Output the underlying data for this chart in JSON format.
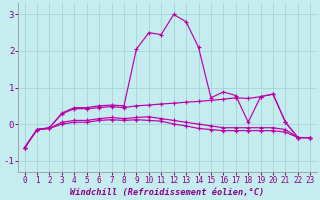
{
  "xlabel": "Windchill (Refroidissement éolien,°C)",
  "background_color": "#c5ecee",
  "line_color": "#bb00aa",
  "grid_color": "#a8d8da",
  "ylim": [
    -1.3,
    3.3
  ],
  "xlim": [
    -0.5,
    23.5
  ],
  "yticks": [
    -1,
    0,
    1,
    2,
    3
  ],
  "xticks": [
    0,
    1,
    2,
    3,
    4,
    5,
    6,
    7,
    8,
    9,
    10,
    11,
    12,
    13,
    14,
    15,
    16,
    17,
    18,
    19,
    20,
    21,
    22,
    23
  ],
  "series": [
    [
      -0.65,
      -0.15,
      -0.1,
      0.3,
      0.45,
      0.45,
      0.5,
      0.52,
      0.5,
      2.05,
      2.5,
      2.45,
      3.0,
      2.8,
      2.1,
      0.72,
      0.88,
      0.78,
      0.05,
      0.75,
      0.82,
      0.05,
      -0.37,
      -0.37
    ],
    [
      -0.65,
      -0.15,
      -0.1,
      0.28,
      0.42,
      0.42,
      0.45,
      0.48,
      0.45,
      0.5,
      0.52,
      0.55,
      0.57,
      0.6,
      0.62,
      0.65,
      0.68,
      0.72,
      0.7,
      0.75,
      0.82,
      0.05,
      -0.37,
      -0.37
    ],
    [
      -0.65,
      -0.15,
      -0.12,
      0.0,
      0.05,
      0.05,
      0.1,
      0.12,
      0.1,
      0.12,
      0.1,
      0.08,
      0.0,
      -0.05,
      -0.12,
      -0.15,
      -0.18,
      -0.18,
      -0.18,
      -0.18,
      -0.18,
      -0.22,
      -0.37,
      -0.37
    ],
    [
      -0.65,
      -0.15,
      -0.12,
      0.05,
      0.1,
      0.1,
      0.15,
      0.18,
      0.15,
      0.18,
      0.2,
      0.15,
      0.1,
      0.05,
      0.0,
      -0.05,
      -0.1,
      -0.1,
      -0.1,
      -0.1,
      -0.1,
      -0.15,
      -0.37,
      -0.37
    ]
  ]
}
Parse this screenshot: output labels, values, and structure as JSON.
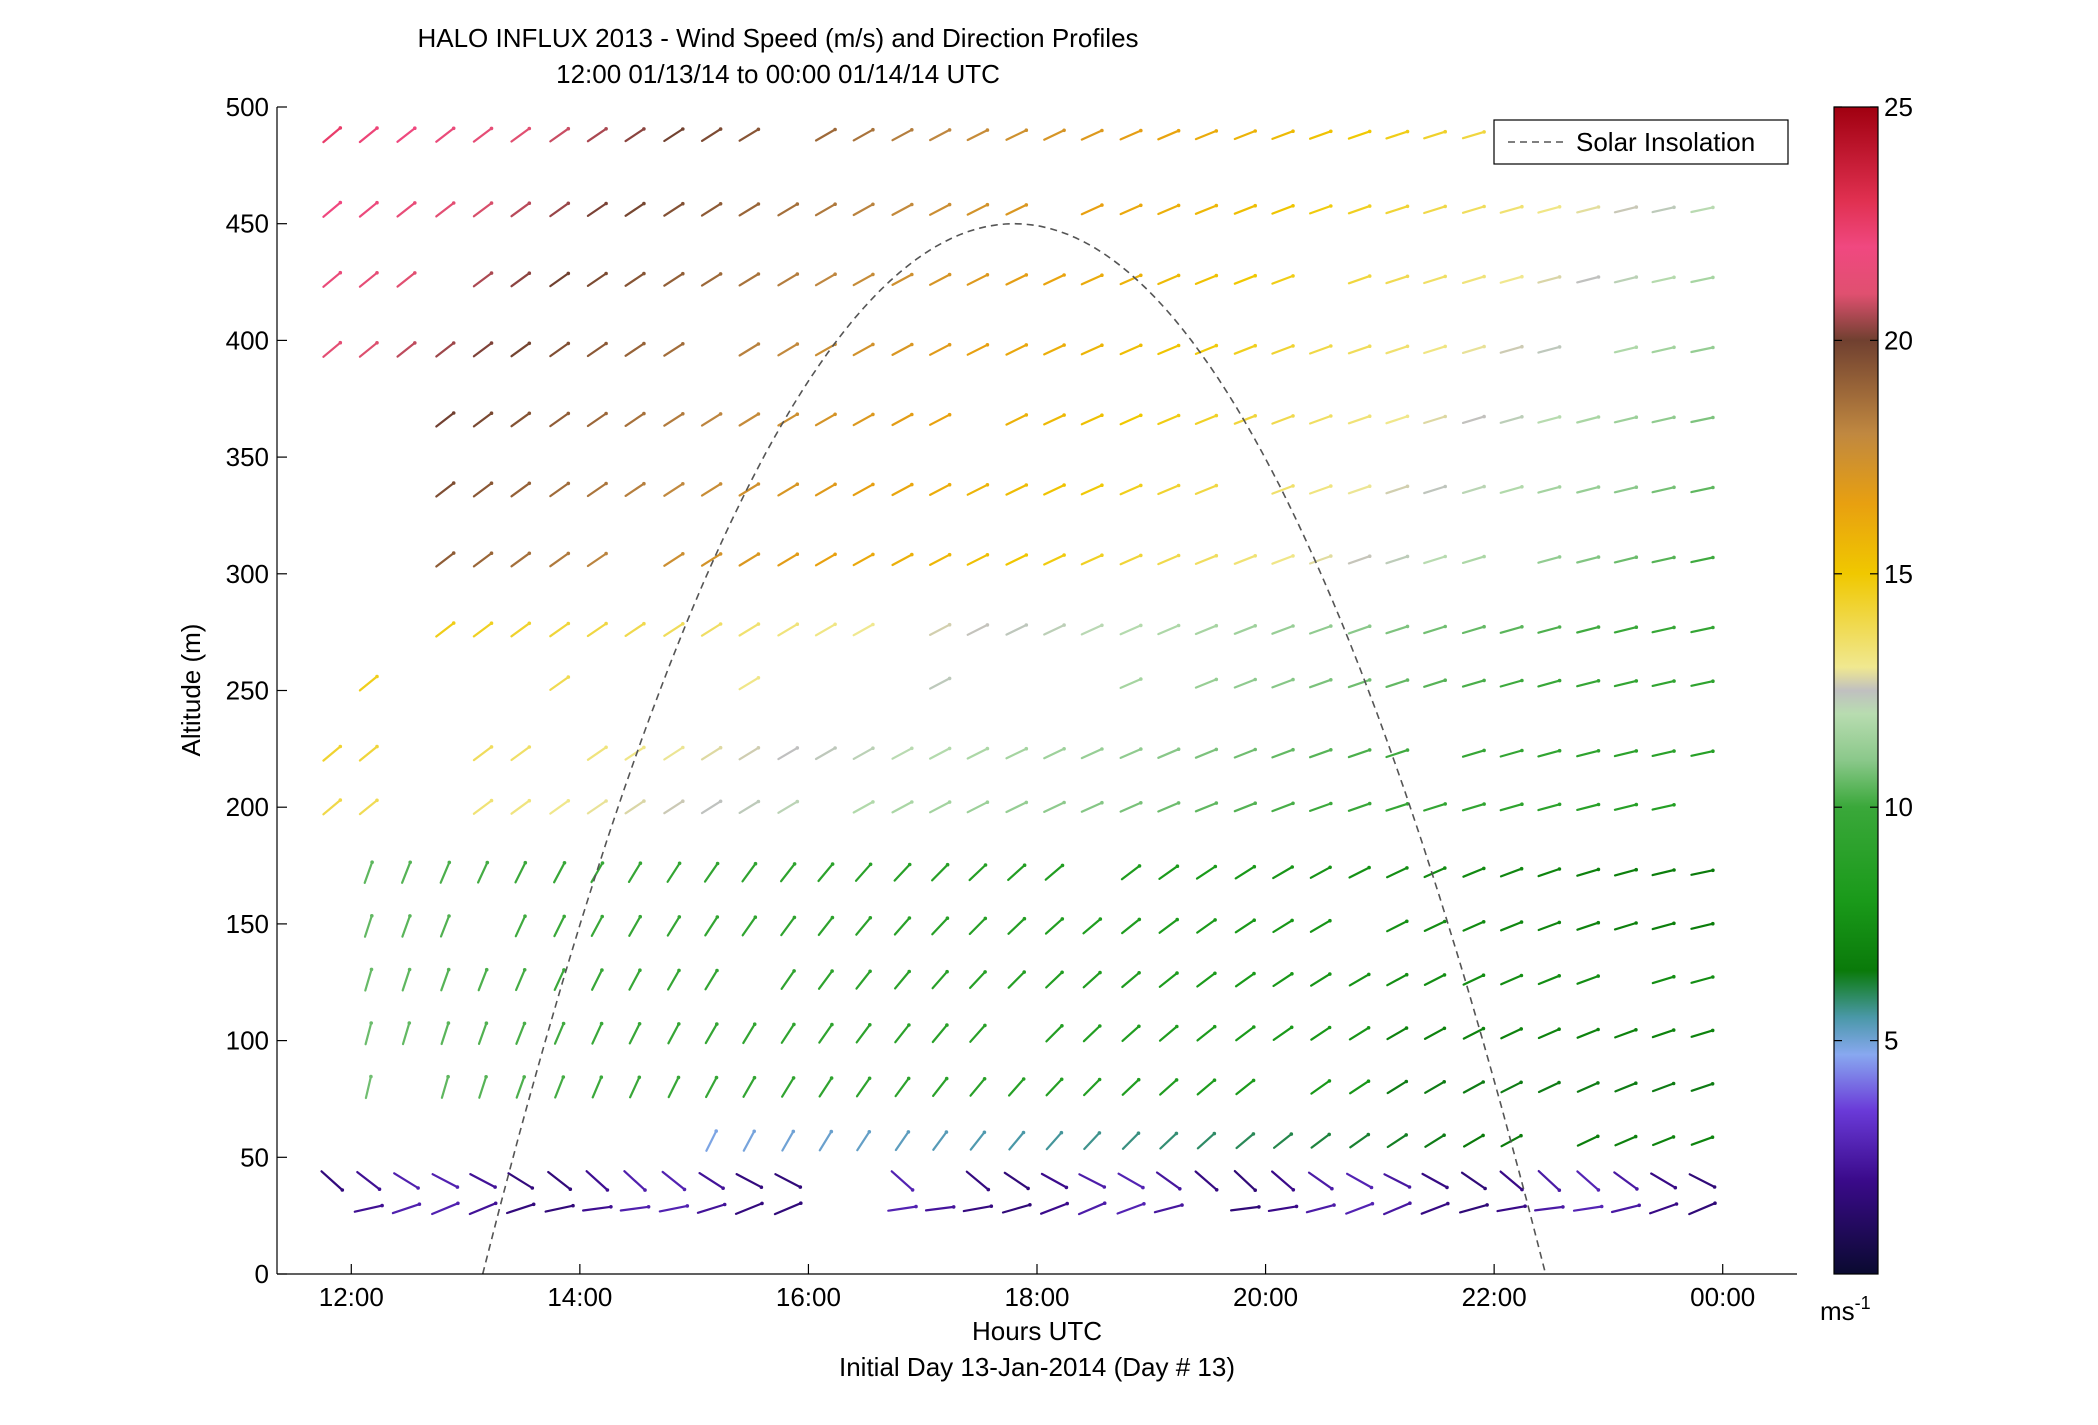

▶ _Task brief_
Could you reproduce every record above exactly, leaving out the pictures?

▶ _Task solution_
Output the underlying data for this chart in JSON format.
{
  "xlabel": "Windchill (Refroidissement éolien,°C)",
  "background_color": "#c5ecee",
  "line_color": "#bb00aa",
  "grid_color": "#a8d8da",
  "ylim": [
    -1.3,
    3.3
  ],
  "xlim": [
    -0.5,
    23.5
  ],
  "yticks": [
    -1,
    0,
    1,
    2,
    3
  ],
  "xticks": [
    0,
    1,
    2,
    3,
    4,
    5,
    6,
    7,
    8,
    9,
    10,
    11,
    12,
    13,
    14,
    15,
    16,
    17,
    18,
    19,
    20,
    21,
    22,
    23
  ],
  "series": [
    [
      -0.65,
      -0.15,
      -0.1,
      0.3,
      0.45,
      0.45,
      0.5,
      0.52,
      0.5,
      2.05,
      2.5,
      2.45,
      3.0,
      2.8,
      2.1,
      0.72,
      0.88,
      0.78,
      0.05,
      0.75,
      0.82,
      0.05,
      -0.37,
      -0.37
    ],
    [
      -0.65,
      -0.15,
      -0.1,
      0.28,
      0.42,
      0.42,
      0.45,
      0.48,
      0.45,
      0.5,
      0.52,
      0.55,
      0.57,
      0.6,
      0.62,
      0.65,
      0.68,
      0.72,
      0.7,
      0.75,
      0.82,
      0.05,
      -0.37,
      -0.37
    ],
    [
      -0.65,
      -0.15,
      -0.12,
      0.0,
      0.05,
      0.05,
      0.1,
      0.12,
      0.1,
      0.12,
      0.1,
      0.08,
      0.0,
      -0.05,
      -0.12,
      -0.15,
      -0.18,
      -0.18,
      -0.18,
      -0.18,
      -0.18,
      -0.22,
      -0.37,
      -0.37
    ],
    [
      -0.65,
      -0.15,
      -0.12,
      0.05,
      0.1,
      0.1,
      0.15,
      0.18,
      0.15,
      0.18,
      0.2,
      0.15,
      0.1,
      0.05,
      0.0,
      -0.05,
      -0.1,
      -0.1,
      -0.1,
      -0.1,
      -0.1,
      -0.15,
      -0.37,
      -0.37
    ]
  ]
}
Parse this screenshot: output labels, values, and structure as JSON.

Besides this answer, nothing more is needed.